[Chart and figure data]
========
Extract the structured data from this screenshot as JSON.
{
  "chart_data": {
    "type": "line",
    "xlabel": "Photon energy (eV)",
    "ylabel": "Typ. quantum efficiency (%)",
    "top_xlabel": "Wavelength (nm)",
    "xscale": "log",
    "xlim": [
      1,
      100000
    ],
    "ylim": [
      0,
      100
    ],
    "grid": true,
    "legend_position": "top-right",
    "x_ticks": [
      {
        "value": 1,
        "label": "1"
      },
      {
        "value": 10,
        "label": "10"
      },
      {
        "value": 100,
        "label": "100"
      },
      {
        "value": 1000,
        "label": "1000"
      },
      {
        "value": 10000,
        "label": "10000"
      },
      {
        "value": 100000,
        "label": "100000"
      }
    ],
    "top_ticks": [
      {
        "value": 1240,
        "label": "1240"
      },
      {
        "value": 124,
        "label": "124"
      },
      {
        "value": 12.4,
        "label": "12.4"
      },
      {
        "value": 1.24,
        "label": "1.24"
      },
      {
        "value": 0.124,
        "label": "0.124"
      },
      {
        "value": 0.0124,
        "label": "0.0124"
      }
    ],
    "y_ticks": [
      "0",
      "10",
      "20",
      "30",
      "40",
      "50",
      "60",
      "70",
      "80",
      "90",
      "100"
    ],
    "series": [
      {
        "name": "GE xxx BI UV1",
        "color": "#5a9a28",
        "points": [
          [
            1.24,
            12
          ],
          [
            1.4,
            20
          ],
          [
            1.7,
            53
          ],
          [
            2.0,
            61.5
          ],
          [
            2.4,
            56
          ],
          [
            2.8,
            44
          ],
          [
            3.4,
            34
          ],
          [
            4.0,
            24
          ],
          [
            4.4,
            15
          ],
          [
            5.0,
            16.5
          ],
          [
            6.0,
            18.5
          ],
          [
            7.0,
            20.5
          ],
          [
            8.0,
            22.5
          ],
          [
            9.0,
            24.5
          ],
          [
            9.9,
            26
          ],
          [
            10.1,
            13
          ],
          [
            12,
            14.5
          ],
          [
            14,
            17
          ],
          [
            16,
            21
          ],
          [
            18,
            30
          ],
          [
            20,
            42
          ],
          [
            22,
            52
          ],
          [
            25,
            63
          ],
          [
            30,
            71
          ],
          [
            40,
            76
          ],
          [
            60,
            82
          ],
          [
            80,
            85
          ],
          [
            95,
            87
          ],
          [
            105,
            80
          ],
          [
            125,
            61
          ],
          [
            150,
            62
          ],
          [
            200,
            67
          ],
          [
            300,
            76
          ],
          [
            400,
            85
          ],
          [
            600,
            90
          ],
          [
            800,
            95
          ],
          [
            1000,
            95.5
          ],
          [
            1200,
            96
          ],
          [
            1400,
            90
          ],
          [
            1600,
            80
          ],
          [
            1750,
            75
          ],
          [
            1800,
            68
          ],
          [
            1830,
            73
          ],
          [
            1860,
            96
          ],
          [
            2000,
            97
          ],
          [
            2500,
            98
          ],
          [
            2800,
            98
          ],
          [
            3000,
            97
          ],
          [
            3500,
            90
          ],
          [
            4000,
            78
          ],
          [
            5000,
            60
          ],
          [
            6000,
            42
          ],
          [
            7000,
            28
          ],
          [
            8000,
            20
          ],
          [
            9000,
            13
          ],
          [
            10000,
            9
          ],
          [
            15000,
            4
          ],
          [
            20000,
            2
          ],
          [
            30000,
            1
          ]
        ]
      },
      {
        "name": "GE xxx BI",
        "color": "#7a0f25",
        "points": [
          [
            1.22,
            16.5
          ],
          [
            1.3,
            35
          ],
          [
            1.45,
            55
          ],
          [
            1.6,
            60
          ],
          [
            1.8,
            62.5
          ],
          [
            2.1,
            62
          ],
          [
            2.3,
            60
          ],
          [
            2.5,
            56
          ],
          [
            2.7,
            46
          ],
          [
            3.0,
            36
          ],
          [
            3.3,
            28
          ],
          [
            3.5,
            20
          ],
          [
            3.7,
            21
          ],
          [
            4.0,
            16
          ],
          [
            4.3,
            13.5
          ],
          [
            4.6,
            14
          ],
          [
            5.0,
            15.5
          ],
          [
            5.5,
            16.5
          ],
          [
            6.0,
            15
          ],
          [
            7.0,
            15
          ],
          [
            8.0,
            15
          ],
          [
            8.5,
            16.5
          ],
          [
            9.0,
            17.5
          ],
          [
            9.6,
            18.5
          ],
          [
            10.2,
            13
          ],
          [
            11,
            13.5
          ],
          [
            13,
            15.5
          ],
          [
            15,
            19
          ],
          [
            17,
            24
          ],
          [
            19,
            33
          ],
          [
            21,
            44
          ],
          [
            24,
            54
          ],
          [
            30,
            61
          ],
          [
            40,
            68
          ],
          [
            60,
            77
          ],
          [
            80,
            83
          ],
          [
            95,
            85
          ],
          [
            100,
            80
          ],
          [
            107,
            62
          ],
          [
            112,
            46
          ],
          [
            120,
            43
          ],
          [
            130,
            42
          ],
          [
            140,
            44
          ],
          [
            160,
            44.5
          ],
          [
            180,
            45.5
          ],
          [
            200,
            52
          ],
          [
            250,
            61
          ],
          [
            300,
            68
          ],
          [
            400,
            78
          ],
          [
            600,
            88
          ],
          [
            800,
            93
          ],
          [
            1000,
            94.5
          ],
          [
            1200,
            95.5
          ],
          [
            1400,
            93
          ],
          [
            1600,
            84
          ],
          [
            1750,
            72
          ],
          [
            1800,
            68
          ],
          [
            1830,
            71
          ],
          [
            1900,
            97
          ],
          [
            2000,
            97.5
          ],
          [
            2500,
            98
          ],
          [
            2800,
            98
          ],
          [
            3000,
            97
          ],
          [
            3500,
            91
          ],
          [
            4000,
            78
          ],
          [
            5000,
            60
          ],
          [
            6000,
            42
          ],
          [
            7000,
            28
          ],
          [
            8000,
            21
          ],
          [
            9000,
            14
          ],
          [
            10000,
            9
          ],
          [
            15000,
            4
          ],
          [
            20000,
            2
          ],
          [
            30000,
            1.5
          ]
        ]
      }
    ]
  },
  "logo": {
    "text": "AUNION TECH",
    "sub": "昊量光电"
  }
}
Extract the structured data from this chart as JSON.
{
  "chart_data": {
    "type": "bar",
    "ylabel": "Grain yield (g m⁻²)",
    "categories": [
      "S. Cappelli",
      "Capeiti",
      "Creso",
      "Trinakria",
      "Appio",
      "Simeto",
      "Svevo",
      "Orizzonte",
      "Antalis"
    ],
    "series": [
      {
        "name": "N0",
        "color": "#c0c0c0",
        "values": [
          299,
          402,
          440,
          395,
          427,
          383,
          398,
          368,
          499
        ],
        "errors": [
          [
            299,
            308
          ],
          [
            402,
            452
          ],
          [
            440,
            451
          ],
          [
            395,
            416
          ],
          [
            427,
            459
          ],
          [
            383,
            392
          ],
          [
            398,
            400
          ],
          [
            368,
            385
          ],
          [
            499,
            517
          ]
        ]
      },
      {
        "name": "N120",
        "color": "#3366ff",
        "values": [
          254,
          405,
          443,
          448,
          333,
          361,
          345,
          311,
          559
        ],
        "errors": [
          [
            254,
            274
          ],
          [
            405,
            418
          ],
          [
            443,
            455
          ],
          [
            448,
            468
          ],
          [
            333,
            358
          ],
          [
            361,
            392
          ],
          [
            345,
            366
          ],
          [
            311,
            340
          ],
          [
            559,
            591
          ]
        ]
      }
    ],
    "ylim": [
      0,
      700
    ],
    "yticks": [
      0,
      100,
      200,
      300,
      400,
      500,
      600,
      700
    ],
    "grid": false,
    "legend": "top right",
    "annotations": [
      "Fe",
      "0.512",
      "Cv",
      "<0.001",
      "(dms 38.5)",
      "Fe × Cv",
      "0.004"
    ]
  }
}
========
# Written instruction:
Locate all lines holding the word "ylabel", then copy them out.

# Problem solution:
    "ylabel": "Typ. quantum efficiency (%)",
    "ylabel": "Grain yield (g m⁻²)",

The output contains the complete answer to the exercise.